> **Listing**
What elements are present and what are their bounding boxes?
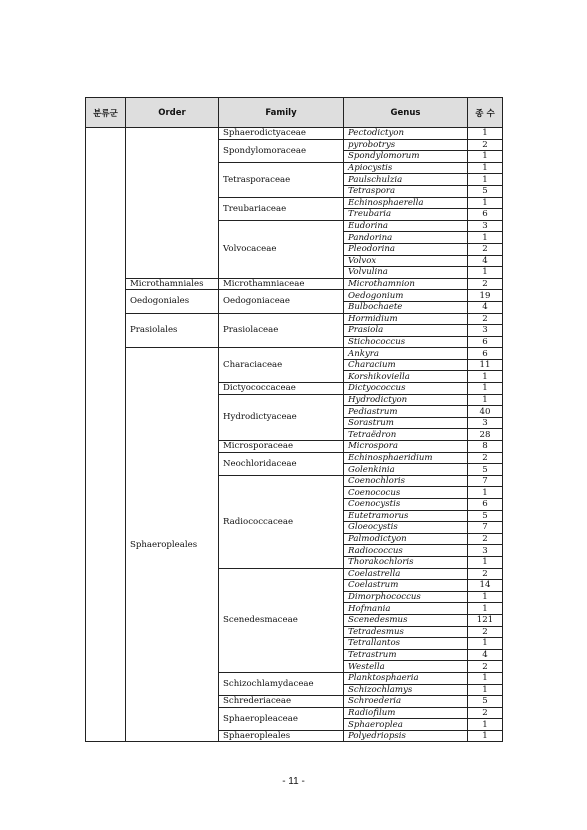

==

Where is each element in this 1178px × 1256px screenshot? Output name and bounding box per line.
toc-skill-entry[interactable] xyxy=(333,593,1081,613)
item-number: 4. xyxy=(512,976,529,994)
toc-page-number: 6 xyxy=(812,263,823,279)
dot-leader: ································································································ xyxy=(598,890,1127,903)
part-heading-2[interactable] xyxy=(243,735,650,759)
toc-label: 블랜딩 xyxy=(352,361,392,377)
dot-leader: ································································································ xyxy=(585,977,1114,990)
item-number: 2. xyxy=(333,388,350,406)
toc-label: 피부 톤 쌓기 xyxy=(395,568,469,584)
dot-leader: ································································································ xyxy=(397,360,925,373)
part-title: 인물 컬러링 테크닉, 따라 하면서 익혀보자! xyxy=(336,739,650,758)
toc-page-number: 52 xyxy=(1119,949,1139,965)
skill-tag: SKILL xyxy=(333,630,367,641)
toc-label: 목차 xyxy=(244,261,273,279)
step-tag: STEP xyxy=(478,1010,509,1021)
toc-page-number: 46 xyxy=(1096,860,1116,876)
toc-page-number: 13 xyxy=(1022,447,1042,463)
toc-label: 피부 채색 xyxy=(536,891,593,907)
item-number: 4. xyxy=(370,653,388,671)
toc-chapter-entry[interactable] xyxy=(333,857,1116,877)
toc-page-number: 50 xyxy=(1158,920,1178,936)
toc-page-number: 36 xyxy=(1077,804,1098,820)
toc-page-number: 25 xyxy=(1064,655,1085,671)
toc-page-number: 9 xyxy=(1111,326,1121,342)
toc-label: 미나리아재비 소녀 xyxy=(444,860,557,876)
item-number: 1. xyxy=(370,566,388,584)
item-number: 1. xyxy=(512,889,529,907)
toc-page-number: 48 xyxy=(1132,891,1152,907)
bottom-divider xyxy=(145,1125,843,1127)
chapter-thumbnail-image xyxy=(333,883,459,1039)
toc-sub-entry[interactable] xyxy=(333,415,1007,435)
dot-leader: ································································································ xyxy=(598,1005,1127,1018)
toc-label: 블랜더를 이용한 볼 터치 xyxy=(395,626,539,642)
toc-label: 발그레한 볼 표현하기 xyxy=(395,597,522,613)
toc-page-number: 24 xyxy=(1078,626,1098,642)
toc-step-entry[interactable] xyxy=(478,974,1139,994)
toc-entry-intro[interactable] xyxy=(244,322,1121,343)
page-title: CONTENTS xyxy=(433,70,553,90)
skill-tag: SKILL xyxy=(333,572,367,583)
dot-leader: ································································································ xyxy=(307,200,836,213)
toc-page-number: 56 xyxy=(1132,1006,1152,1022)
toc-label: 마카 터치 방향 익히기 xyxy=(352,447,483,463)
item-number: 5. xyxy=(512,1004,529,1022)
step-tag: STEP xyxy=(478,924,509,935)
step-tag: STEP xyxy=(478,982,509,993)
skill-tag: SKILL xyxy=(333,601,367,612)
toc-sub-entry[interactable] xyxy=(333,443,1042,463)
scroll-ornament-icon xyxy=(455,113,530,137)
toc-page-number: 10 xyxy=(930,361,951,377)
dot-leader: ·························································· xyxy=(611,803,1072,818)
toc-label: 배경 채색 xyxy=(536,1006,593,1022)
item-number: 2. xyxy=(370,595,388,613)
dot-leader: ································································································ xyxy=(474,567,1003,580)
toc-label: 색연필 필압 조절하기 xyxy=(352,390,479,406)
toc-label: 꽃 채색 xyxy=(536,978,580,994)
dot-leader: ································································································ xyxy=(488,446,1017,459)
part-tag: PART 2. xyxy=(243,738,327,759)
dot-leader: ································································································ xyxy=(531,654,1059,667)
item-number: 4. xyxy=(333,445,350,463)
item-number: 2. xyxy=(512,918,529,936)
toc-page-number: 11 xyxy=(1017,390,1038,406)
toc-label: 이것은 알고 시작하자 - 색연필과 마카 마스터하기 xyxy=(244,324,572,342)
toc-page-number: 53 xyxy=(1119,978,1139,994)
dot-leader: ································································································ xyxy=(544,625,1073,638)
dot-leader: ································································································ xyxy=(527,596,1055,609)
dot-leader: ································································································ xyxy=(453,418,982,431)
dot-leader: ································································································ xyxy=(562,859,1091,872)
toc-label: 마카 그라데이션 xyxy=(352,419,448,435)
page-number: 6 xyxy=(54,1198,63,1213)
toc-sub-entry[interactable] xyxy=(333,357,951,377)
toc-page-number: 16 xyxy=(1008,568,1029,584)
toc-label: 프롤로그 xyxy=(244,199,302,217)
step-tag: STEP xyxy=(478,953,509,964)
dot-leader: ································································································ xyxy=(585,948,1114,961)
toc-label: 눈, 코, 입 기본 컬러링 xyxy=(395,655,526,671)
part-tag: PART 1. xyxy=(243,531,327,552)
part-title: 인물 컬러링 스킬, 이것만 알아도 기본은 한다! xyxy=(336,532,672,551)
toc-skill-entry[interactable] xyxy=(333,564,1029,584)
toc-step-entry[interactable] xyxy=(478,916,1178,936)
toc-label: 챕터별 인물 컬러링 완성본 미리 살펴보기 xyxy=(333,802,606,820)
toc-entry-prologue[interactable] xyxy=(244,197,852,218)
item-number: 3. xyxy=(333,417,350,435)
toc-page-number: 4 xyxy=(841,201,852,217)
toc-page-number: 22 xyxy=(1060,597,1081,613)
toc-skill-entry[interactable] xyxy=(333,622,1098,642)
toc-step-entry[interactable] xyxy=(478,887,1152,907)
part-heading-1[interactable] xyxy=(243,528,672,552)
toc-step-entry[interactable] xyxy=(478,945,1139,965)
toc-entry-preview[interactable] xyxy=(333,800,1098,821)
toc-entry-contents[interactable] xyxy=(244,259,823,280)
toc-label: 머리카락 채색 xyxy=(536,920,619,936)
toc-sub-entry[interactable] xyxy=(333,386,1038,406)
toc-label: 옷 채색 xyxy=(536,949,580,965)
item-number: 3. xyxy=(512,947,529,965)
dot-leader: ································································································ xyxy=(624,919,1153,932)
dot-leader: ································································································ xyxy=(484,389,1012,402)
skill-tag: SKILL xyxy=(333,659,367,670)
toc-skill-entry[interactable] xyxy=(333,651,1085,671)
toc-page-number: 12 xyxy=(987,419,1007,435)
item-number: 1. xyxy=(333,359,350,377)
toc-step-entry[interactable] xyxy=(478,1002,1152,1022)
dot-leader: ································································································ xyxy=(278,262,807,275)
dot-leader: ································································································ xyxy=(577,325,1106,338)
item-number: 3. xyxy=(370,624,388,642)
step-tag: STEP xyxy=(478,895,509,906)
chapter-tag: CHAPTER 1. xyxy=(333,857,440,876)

> **Directive**
Reproduce the lines from the one with "Where is each" to the one with "part-heading-2[interactable] xyxy=(243,735,650,759)", inclusive, without changing anything.

> **Task solution**
Where is each element in this 1178px × 1256px screenshot? Output name and bounding box per line.
toc-skill-entry[interactable] xyxy=(333,593,1081,613)
item-number: 4. xyxy=(512,976,529,994)
toc-page-number: 6 xyxy=(812,263,823,279)
dot-leader: ································································································ xyxy=(598,890,1127,903)
part-heading-2[interactable] xyxy=(243,735,650,759)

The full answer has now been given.